↓

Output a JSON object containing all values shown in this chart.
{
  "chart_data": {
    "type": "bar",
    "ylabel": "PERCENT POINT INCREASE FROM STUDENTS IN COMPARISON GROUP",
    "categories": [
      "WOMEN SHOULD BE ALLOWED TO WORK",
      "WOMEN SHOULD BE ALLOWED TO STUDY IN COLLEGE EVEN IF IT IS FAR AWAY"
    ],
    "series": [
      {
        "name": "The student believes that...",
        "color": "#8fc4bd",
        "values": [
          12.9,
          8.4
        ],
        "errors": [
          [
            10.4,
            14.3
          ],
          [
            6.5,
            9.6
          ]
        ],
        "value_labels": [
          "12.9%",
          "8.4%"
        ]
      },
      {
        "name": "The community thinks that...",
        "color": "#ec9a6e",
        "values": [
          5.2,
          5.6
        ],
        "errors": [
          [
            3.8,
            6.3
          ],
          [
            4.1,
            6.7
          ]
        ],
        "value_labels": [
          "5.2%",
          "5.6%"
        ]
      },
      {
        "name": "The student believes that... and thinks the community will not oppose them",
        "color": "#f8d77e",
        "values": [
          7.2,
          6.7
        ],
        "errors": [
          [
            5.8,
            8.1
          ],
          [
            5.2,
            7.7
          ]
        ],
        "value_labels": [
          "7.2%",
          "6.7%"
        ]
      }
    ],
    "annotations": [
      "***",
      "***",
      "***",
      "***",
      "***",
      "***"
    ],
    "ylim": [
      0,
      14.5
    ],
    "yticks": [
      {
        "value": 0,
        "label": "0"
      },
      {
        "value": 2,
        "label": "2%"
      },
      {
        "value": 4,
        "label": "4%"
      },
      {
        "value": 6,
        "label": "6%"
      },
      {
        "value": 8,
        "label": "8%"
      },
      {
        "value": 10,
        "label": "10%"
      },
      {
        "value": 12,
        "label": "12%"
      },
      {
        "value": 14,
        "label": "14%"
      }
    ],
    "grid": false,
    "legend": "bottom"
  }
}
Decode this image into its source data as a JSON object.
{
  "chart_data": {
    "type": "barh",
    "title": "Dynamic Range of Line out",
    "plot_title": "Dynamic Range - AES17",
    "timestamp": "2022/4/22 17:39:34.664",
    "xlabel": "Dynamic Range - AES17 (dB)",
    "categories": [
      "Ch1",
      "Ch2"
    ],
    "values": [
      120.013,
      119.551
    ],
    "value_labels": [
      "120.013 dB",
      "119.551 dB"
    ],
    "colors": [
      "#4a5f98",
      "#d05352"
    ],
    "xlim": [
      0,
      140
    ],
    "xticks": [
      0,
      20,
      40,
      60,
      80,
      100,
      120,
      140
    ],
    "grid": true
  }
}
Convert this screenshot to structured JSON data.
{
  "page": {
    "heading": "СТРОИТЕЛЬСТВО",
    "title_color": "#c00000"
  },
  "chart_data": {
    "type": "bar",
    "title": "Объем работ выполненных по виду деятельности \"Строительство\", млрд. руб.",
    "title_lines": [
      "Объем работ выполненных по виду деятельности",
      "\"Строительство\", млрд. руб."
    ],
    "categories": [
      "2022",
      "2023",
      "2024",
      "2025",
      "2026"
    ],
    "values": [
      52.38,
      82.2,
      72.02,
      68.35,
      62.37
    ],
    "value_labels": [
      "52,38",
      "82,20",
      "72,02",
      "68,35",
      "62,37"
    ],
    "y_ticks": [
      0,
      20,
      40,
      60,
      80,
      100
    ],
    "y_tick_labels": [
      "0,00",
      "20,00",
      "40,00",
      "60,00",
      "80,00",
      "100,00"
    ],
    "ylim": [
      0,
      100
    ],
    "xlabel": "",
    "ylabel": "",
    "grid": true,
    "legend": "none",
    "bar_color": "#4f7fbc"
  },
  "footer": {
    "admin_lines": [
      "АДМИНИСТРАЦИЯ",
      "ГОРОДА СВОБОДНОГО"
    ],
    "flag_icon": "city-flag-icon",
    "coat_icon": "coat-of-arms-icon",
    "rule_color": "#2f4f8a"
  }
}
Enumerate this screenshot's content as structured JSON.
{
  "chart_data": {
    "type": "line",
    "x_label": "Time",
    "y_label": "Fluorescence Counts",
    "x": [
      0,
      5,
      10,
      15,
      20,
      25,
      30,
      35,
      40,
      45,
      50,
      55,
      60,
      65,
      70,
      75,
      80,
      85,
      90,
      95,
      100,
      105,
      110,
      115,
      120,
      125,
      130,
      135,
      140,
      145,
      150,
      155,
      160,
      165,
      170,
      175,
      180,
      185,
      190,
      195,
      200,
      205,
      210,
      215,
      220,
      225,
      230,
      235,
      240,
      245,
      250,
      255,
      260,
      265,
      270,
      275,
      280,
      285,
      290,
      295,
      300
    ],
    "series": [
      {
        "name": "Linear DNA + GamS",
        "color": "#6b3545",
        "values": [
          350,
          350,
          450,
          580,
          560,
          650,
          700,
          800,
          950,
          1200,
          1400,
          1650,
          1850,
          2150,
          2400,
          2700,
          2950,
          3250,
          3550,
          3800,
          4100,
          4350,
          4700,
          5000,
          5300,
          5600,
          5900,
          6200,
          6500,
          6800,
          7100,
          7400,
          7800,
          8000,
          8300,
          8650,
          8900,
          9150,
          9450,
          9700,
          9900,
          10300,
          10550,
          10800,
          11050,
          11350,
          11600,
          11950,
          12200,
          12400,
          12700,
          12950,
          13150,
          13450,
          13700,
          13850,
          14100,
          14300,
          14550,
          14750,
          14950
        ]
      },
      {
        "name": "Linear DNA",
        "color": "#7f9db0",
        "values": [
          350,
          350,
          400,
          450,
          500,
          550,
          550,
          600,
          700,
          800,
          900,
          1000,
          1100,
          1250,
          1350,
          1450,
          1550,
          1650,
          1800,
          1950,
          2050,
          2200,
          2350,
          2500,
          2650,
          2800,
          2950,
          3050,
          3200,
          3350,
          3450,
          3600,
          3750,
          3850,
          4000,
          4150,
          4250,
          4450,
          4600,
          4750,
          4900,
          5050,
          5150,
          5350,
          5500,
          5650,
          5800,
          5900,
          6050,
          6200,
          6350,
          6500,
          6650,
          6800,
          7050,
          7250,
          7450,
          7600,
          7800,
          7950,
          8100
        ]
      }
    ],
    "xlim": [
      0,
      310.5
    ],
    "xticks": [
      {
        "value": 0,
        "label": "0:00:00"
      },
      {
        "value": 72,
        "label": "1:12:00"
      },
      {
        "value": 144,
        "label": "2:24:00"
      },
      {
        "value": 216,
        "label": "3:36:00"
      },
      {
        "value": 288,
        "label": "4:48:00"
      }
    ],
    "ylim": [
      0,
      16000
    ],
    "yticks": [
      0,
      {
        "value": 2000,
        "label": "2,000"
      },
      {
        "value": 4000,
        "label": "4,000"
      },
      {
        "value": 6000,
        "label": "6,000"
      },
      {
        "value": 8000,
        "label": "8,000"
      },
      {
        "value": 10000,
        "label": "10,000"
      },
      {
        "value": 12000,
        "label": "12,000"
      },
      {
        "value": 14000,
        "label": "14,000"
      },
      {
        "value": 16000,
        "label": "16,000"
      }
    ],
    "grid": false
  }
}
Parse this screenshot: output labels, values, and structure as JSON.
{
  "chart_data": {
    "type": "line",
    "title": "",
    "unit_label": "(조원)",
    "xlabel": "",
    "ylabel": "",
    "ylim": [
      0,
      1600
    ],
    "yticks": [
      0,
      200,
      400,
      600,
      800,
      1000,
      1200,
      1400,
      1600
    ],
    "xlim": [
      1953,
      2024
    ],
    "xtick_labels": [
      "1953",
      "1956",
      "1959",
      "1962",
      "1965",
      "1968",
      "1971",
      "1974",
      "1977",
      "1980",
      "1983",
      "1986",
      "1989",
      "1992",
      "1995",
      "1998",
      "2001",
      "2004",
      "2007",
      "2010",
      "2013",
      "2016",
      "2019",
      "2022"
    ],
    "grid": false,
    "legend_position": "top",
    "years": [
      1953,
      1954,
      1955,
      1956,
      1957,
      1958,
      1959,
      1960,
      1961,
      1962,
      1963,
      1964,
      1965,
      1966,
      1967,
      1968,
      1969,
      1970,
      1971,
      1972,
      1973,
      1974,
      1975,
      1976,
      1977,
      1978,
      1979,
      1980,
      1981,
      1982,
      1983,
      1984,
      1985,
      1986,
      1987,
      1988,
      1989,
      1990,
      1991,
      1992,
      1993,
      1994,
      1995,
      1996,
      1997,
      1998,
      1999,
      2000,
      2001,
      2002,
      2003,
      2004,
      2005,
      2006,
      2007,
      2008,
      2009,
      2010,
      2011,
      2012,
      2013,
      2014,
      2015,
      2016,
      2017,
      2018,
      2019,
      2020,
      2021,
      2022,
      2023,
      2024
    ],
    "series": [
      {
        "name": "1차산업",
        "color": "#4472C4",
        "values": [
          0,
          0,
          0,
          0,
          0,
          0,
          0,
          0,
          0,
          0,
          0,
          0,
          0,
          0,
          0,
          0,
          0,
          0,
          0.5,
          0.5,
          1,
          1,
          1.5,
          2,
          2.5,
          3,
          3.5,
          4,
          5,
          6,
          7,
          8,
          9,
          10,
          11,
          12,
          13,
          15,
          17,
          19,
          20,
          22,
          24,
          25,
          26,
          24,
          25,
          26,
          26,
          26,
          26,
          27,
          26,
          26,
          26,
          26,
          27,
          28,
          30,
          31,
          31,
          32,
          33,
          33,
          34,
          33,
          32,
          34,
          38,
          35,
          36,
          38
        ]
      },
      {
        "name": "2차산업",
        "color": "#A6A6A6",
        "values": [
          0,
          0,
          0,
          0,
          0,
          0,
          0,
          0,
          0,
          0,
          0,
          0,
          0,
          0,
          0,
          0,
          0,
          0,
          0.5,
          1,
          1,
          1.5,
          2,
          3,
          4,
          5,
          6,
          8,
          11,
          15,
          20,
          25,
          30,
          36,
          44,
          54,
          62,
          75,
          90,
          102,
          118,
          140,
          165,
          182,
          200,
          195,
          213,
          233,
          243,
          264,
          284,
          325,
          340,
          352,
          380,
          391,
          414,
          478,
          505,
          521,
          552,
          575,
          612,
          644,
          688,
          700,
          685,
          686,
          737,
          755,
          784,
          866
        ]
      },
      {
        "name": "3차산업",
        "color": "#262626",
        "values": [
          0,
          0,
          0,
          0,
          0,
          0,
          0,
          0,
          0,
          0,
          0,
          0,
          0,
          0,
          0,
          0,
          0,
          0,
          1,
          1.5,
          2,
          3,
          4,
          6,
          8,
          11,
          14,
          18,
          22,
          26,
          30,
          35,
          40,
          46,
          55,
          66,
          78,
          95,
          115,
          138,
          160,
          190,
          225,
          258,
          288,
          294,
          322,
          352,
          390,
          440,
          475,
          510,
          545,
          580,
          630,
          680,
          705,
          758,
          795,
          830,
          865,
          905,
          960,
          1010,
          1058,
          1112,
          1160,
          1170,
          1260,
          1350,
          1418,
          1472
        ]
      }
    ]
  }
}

↑

▸ **WHAT IS REQUIRED**:
Go through the lines above. Select every one that has the string "деятельности".

▸ **SOLUTION FOR THIS TASK**:
    "title": "Объем работ выполненных по виду деятельности \"Строительство\", млрд. руб.",
      "Объем работ выполненных по виду деятельности",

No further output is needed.